**Task statement:**
Repeat all of the material below exactly as written, images excluded.

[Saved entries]
==*==
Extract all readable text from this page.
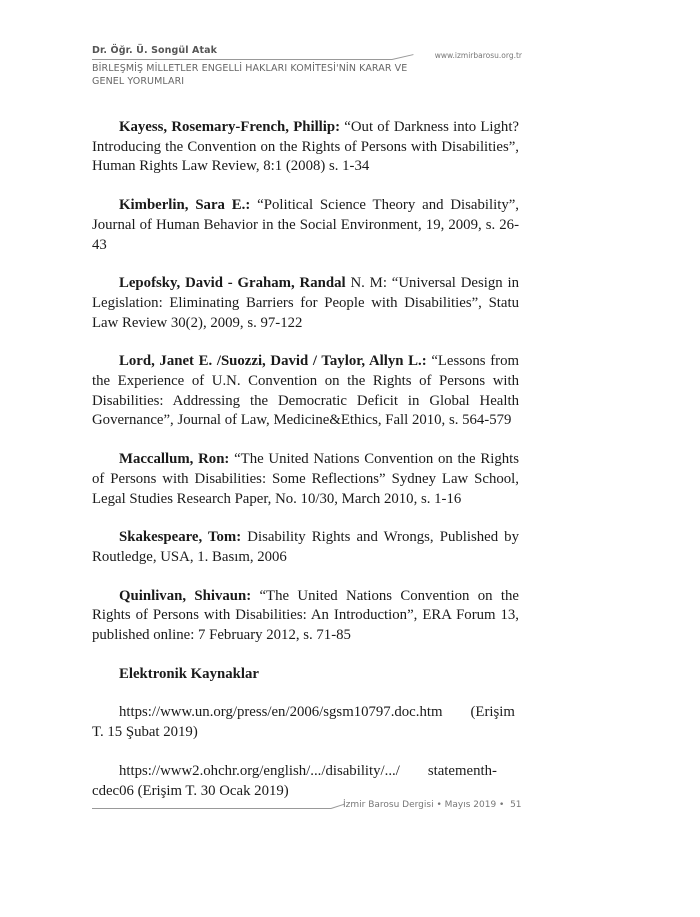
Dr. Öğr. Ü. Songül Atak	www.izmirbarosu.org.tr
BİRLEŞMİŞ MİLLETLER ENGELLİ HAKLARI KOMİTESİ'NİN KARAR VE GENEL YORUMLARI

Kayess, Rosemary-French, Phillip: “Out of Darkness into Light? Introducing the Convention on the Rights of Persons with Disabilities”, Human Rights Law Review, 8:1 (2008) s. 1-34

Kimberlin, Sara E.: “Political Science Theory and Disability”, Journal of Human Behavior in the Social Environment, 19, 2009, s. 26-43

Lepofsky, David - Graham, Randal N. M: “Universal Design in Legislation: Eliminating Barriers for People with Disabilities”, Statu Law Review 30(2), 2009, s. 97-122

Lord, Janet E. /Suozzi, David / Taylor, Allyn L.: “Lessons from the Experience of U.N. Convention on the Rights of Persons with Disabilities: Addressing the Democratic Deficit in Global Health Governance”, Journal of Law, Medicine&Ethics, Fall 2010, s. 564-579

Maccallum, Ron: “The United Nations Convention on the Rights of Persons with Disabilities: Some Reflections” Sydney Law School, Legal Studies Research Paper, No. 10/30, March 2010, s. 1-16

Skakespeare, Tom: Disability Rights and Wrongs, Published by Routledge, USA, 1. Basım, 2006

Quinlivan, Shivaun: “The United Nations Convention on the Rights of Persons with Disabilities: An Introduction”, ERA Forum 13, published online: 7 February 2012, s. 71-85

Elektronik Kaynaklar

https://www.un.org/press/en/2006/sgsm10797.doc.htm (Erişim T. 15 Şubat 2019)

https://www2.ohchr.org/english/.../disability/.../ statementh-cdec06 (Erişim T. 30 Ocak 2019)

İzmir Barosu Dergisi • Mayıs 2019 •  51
==*==
**The completed task:**
Extract all readable text from this page.
Dr. Öğr. Ü. Songül Atak	www.izmirbarosu.org.tr
BİRLEŞMİŞ MİLLETLER ENGELLİ HAKLARI KOMİTESİ'NİN KARAR VE GENEL YORUMLARI

Kayess, Rosemary-French, Phillip: “Out of Darkness into Light? Introducing the Convention on the Rights of Persons with Disabilities”, Human Rights Law Review, 8:1 (2008) s. 1-34

Kimberlin, Sara E.: “Political Science Theory and Disability”, Journal of Human Behavior in the Social Environment, 19, 2009, s. 26-43

Lepofsky, David - Graham, Randal N. M: “Universal Design in Legislation: Eliminating Barriers for People with Disabilities”, Statu Law Review 30(2), 2009, s. 97-122

Lord, Janet E. /Suozzi, David / Taylor, Allyn L.: “Lessons from the Experience of U.N. Convention on the Rights of Persons with Disabilities: Addressing the Democratic Deficit in Global Health Governance”, Journal of Law, Medicine&Ethics, Fall 2010, s. 564-579

Maccallum, Ron: “The United Nations Convention on the Rights of Persons with Disabilities: Some Reflections” Sydney Law School, Legal Studies Research Paper, No. 10/30, March 2010, s. 1-16

Skakespeare, Tom: Disability Rights and Wrongs, Published by Routledge, USA, 1. Basım, 2006

Quinlivan, Shivaun: “The United Nations Convention on the Rights of Persons with Disabilities: An Introduction”, ERA Forum 13, published online: 7 February 2012, s. 71-85

Elektronik Kaynaklar

https://www.un.org/press/en/2006/sgsm10797.doc.htm (Erişim T. 15 Şubat 2019)

https://www2.ohchr.org/english/.../disability/.../ statementh-cdec06 (Erişim T. 30 Ocak 2019)

İzmir Barosu Dergisi • Mayıs 2019 •  51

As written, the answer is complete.